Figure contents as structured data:
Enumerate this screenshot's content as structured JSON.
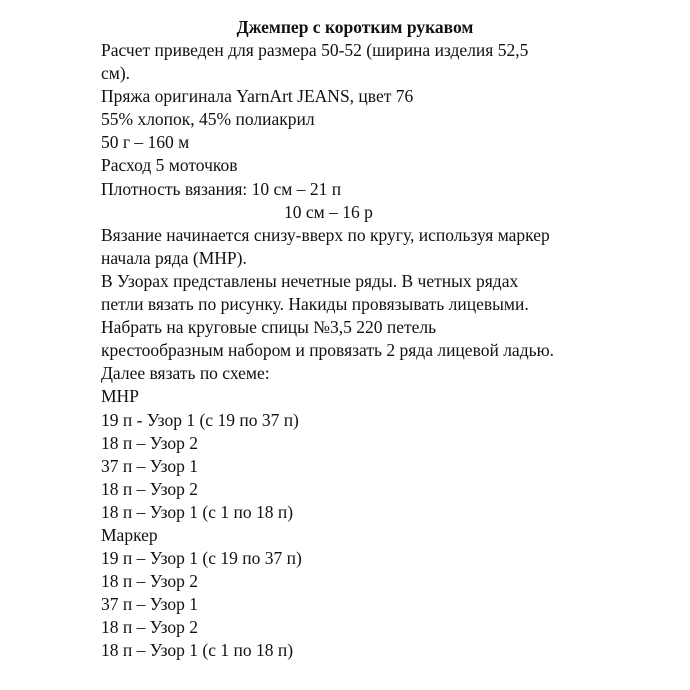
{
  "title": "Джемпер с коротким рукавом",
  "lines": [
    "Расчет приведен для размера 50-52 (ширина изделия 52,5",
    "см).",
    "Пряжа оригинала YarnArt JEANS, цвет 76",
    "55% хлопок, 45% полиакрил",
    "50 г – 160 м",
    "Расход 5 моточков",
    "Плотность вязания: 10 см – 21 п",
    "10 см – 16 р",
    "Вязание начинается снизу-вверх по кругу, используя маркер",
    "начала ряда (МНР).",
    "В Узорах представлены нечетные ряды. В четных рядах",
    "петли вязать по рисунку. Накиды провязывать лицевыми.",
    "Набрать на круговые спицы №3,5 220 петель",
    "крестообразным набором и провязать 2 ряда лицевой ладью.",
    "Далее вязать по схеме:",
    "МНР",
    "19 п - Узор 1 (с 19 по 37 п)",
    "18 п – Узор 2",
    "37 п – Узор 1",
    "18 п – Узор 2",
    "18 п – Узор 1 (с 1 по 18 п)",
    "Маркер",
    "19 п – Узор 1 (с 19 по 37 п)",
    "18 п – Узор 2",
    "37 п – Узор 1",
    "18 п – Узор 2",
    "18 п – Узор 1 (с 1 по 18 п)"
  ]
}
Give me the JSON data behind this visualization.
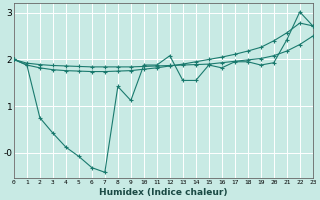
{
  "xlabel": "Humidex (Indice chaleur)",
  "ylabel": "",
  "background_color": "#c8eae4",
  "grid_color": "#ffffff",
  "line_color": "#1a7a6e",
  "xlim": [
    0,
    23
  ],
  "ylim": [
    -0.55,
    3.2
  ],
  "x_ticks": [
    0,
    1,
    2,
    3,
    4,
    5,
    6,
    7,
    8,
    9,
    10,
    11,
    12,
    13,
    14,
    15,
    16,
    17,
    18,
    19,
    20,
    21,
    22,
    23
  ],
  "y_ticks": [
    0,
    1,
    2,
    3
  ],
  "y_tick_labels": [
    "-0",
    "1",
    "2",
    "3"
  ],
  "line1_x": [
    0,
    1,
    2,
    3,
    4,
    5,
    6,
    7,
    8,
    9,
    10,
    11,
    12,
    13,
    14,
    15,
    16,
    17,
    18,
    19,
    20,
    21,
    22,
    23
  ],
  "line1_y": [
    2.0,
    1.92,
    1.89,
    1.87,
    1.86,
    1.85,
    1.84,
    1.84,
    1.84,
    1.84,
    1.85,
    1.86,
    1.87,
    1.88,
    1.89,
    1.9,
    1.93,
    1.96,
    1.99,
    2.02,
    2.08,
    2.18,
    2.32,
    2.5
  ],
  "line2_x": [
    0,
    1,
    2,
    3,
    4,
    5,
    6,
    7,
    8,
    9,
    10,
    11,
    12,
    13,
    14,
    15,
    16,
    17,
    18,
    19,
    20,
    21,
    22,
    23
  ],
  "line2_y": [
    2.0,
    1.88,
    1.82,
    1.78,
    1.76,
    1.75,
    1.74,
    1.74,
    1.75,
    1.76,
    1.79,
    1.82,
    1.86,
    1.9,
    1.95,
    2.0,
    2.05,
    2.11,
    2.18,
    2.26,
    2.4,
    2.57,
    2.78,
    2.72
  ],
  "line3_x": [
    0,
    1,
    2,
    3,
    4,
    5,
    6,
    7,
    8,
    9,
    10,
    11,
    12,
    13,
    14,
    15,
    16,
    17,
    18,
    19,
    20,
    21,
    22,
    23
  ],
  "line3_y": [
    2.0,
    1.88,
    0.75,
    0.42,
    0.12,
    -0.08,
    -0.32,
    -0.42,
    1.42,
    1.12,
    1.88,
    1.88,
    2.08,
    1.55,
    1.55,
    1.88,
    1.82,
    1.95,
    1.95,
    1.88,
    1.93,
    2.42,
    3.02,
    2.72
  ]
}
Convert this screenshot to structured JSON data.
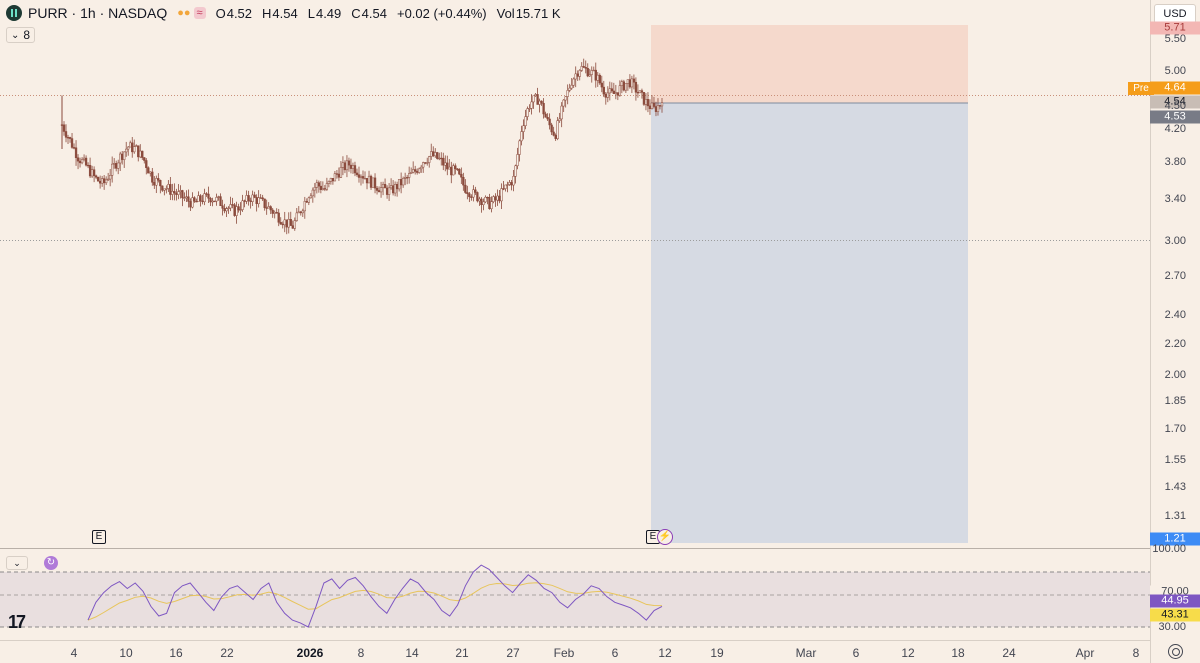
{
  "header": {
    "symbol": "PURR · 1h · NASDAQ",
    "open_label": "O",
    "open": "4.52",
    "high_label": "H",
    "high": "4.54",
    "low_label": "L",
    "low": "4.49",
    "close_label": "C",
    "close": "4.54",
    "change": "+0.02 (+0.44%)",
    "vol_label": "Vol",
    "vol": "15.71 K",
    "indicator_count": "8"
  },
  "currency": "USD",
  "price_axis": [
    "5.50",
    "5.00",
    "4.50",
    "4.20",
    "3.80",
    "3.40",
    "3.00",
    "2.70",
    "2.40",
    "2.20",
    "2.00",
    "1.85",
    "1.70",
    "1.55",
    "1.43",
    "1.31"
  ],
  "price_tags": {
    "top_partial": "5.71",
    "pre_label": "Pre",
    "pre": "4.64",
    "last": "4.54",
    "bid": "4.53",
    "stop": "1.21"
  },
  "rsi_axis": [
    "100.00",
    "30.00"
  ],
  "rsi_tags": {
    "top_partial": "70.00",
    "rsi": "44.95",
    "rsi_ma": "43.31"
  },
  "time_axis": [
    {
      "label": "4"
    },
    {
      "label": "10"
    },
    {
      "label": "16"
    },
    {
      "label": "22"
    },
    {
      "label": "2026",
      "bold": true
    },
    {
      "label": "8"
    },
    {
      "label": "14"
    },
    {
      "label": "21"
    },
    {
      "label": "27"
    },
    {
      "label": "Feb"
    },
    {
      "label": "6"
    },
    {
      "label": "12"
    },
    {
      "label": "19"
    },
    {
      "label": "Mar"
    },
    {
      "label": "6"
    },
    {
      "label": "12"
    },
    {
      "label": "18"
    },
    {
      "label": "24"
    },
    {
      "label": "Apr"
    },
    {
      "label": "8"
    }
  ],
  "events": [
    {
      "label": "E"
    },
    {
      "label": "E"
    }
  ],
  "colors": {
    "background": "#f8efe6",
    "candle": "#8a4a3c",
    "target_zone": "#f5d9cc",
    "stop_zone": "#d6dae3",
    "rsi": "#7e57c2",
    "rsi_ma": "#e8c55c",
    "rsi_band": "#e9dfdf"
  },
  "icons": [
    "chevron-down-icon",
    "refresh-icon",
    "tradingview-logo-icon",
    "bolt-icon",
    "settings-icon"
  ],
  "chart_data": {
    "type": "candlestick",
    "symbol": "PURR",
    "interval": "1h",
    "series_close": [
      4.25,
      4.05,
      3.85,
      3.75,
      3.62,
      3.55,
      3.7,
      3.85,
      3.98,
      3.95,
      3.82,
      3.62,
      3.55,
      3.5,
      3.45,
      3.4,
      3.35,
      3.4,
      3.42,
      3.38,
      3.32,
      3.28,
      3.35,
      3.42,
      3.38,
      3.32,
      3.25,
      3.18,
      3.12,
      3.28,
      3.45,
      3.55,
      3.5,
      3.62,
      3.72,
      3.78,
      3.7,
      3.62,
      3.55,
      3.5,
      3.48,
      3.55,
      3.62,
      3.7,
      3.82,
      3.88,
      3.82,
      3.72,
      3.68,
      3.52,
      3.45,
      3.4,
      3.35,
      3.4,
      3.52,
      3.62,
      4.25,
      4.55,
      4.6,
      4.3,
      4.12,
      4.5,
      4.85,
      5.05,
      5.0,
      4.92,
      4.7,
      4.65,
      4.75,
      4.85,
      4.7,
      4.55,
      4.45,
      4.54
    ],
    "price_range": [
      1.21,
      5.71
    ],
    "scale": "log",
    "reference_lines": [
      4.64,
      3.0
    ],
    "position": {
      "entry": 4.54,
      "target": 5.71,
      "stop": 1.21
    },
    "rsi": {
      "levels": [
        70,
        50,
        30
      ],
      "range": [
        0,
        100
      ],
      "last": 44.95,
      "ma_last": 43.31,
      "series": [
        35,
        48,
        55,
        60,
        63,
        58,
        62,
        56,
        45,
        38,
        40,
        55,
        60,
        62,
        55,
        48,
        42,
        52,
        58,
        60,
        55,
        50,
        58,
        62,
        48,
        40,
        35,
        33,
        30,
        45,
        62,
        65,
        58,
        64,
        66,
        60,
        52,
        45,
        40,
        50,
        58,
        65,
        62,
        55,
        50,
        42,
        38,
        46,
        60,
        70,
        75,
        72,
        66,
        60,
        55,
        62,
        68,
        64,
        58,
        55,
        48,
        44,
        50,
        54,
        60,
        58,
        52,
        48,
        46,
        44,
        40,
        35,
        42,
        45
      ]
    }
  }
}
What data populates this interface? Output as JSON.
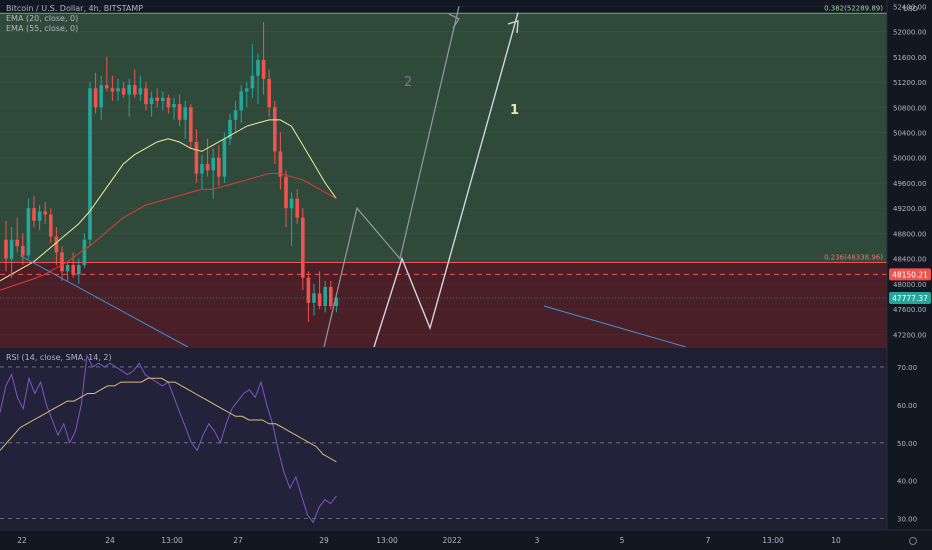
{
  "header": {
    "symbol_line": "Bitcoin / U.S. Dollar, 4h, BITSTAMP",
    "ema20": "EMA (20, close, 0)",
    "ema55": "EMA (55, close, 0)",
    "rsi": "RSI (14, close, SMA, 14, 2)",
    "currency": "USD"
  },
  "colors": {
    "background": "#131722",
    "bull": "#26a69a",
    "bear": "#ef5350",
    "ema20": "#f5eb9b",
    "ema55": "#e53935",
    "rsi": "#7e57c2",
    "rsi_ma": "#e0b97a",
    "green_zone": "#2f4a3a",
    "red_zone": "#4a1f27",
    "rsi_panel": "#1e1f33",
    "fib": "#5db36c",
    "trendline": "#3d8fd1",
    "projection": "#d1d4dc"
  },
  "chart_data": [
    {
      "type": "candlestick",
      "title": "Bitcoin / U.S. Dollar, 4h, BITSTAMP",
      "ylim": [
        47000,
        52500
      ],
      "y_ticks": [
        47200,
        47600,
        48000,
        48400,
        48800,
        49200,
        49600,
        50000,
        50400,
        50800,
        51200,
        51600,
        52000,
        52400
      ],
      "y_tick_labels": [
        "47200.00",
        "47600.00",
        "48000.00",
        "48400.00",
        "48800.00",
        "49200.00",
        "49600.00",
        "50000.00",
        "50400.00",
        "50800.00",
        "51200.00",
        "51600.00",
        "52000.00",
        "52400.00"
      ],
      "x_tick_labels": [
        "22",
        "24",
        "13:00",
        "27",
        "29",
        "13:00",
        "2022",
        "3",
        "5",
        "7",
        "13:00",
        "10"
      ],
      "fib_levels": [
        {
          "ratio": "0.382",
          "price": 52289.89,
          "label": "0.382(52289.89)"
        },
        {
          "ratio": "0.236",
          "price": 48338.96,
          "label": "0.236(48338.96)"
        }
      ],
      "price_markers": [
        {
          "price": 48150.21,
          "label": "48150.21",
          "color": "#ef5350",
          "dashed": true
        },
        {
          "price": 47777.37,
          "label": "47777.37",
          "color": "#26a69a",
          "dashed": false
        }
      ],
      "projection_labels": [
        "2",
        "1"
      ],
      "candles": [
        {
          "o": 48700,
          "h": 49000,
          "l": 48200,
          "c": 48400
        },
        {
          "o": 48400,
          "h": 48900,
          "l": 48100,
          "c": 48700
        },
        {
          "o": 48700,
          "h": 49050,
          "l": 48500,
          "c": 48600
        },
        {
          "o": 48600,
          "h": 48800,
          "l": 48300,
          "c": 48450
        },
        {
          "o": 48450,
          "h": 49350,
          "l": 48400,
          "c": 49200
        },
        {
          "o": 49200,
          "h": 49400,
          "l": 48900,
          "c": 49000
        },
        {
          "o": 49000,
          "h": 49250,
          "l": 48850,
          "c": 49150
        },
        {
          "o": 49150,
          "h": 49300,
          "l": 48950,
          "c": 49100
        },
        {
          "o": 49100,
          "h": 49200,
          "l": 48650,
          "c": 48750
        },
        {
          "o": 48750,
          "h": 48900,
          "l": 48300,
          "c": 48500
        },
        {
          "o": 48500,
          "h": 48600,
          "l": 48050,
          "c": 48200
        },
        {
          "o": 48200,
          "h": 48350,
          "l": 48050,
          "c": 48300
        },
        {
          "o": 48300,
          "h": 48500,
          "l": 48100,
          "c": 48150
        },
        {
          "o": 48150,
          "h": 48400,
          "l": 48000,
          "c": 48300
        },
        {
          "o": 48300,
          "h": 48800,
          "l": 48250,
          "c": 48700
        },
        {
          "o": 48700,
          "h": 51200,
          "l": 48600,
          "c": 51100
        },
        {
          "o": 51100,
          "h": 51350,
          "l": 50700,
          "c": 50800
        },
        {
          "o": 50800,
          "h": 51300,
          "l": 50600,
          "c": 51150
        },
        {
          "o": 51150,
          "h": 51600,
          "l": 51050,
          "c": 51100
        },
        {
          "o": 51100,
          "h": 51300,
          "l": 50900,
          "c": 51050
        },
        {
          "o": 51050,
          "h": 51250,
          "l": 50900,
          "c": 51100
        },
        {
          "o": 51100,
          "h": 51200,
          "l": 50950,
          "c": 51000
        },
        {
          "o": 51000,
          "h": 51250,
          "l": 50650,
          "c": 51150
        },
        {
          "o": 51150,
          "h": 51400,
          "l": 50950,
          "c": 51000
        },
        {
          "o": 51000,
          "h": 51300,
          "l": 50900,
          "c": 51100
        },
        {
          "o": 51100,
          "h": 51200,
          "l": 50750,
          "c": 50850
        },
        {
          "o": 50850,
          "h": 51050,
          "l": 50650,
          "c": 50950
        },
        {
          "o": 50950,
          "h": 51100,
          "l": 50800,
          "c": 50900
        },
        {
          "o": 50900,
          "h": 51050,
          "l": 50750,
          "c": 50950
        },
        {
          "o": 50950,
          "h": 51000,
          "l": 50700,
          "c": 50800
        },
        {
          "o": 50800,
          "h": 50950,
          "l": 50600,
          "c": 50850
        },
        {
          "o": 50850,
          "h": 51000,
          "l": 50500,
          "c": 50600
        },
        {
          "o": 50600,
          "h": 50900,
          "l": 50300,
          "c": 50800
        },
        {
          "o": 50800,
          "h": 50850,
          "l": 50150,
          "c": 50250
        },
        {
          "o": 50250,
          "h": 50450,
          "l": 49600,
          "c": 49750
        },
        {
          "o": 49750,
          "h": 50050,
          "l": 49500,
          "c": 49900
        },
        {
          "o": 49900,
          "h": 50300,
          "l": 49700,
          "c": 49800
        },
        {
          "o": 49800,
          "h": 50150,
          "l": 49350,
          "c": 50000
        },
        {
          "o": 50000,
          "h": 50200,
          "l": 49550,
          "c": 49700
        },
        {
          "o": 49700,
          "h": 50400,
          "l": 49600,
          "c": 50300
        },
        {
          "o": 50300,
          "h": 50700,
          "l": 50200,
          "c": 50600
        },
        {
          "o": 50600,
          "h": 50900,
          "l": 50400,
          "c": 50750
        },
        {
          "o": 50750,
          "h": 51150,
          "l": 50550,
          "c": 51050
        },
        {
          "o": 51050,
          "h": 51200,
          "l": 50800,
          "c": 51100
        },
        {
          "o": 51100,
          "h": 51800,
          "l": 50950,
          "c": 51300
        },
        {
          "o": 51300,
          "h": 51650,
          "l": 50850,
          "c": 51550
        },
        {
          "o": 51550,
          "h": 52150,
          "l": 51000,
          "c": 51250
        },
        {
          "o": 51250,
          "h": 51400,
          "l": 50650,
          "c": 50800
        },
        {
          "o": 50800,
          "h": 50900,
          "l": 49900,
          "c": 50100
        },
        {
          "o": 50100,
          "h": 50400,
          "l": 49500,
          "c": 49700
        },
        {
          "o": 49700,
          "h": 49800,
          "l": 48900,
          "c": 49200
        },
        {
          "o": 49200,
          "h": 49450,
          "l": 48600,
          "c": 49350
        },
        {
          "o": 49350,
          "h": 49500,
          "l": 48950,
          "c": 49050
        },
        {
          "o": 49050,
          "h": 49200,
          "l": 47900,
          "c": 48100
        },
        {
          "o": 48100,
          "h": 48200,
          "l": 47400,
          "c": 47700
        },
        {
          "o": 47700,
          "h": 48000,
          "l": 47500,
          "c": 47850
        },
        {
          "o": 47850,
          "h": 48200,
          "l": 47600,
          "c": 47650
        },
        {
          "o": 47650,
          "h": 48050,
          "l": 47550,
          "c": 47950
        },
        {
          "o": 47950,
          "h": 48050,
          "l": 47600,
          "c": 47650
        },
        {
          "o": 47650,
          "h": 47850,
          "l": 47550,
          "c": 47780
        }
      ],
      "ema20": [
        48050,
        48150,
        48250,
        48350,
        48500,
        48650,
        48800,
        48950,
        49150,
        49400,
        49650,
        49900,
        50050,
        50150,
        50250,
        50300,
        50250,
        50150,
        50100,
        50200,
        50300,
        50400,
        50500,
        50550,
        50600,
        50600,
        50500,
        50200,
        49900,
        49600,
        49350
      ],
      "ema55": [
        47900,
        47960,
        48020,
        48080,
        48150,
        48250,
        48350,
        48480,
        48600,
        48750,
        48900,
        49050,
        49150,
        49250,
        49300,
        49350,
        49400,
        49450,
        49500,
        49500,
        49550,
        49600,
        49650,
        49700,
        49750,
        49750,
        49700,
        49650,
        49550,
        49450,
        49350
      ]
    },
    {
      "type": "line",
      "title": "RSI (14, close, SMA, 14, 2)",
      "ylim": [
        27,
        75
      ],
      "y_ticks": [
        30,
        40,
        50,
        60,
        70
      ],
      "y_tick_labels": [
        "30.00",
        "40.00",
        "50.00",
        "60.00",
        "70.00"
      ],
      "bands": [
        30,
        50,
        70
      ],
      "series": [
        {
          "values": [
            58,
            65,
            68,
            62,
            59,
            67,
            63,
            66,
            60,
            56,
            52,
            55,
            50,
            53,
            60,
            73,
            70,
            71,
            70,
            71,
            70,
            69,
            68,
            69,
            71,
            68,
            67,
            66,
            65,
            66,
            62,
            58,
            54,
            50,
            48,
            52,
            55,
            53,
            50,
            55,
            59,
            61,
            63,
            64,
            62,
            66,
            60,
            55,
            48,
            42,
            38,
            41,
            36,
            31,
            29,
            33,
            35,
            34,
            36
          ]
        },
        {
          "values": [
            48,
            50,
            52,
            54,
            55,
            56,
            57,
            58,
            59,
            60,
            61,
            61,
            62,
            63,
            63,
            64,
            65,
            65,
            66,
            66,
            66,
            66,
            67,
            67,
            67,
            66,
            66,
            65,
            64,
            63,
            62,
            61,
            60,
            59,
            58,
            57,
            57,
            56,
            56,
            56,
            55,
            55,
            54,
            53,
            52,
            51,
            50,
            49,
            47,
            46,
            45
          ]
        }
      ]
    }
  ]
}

> **Task description**: Collect every line with the string "candlestick" from the records, and copy each.

> **Task response**:
    "type": "candlestick",
      "type": "candlestick",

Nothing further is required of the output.